WHAT THE EXERCISE ASKS: Using the entries that follow, collect the lines where the word "document" appears.

EXCERPTED DATA:
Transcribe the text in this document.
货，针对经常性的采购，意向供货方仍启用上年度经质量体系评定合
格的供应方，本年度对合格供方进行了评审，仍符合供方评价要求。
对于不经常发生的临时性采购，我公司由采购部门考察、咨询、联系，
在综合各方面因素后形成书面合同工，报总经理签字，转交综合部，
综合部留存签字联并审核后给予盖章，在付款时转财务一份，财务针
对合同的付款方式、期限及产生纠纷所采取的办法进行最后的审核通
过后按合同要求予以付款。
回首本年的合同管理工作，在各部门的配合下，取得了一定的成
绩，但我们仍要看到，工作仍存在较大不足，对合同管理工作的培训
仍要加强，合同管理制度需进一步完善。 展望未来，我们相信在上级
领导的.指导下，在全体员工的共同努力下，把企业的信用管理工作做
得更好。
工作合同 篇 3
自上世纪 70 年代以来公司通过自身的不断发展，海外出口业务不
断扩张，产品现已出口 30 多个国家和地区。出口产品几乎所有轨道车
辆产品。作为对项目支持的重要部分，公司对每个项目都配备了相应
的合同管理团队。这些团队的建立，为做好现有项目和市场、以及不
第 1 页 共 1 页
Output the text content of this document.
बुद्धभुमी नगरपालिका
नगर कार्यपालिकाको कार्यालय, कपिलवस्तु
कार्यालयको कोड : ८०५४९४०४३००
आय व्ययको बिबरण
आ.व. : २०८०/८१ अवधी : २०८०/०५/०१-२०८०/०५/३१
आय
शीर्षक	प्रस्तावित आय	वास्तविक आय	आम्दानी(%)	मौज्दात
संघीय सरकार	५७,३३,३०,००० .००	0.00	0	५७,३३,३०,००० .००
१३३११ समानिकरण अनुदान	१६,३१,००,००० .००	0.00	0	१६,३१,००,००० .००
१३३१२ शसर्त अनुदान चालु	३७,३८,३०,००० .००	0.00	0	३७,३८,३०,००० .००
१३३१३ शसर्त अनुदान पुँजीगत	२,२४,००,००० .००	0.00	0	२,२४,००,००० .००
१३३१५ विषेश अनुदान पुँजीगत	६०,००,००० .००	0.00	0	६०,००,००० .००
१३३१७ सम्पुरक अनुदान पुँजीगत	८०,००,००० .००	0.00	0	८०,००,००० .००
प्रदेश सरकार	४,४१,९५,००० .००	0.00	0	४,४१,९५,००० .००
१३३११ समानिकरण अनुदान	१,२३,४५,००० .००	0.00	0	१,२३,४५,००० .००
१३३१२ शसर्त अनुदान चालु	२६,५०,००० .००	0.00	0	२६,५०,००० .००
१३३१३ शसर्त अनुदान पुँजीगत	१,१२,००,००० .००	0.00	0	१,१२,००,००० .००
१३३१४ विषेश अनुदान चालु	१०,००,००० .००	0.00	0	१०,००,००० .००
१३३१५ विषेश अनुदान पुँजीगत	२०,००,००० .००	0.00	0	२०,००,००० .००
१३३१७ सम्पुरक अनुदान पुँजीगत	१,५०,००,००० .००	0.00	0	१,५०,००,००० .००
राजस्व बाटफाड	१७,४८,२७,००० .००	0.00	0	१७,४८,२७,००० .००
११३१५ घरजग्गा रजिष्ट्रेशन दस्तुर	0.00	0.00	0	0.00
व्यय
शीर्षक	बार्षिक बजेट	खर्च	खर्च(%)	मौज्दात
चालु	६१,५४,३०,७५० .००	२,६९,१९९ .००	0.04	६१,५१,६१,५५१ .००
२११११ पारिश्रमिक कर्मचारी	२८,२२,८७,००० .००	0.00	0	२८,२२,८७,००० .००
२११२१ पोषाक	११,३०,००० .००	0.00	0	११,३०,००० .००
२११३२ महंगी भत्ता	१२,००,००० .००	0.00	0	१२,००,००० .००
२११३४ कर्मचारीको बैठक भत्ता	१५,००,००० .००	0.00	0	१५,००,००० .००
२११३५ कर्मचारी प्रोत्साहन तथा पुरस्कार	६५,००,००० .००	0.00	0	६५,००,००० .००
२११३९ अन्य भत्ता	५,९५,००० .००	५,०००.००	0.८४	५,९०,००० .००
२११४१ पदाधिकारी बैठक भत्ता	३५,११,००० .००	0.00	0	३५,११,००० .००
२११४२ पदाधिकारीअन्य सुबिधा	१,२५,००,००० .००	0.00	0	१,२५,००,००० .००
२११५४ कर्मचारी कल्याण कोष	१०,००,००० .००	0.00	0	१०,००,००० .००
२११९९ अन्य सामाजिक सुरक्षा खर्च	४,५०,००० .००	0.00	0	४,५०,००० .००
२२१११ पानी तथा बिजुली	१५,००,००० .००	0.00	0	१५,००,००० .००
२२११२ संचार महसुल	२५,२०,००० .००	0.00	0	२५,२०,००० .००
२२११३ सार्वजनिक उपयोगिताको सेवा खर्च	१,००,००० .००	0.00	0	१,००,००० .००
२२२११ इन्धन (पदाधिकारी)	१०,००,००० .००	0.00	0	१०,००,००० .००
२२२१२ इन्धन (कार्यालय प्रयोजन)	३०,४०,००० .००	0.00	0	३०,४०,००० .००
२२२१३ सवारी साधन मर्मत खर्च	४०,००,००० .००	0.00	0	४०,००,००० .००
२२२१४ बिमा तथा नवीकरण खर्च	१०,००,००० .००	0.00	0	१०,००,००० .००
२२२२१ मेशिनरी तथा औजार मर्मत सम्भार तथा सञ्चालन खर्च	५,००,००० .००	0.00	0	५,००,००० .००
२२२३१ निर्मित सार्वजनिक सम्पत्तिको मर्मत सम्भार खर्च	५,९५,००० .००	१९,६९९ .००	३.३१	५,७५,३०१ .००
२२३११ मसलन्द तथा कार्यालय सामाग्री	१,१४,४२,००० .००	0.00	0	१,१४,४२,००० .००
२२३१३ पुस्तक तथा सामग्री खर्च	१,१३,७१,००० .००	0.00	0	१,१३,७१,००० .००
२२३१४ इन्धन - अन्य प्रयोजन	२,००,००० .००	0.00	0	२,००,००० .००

THE COMPLETED TASK:
Transcribe the text in this document.
Output the text content of this document.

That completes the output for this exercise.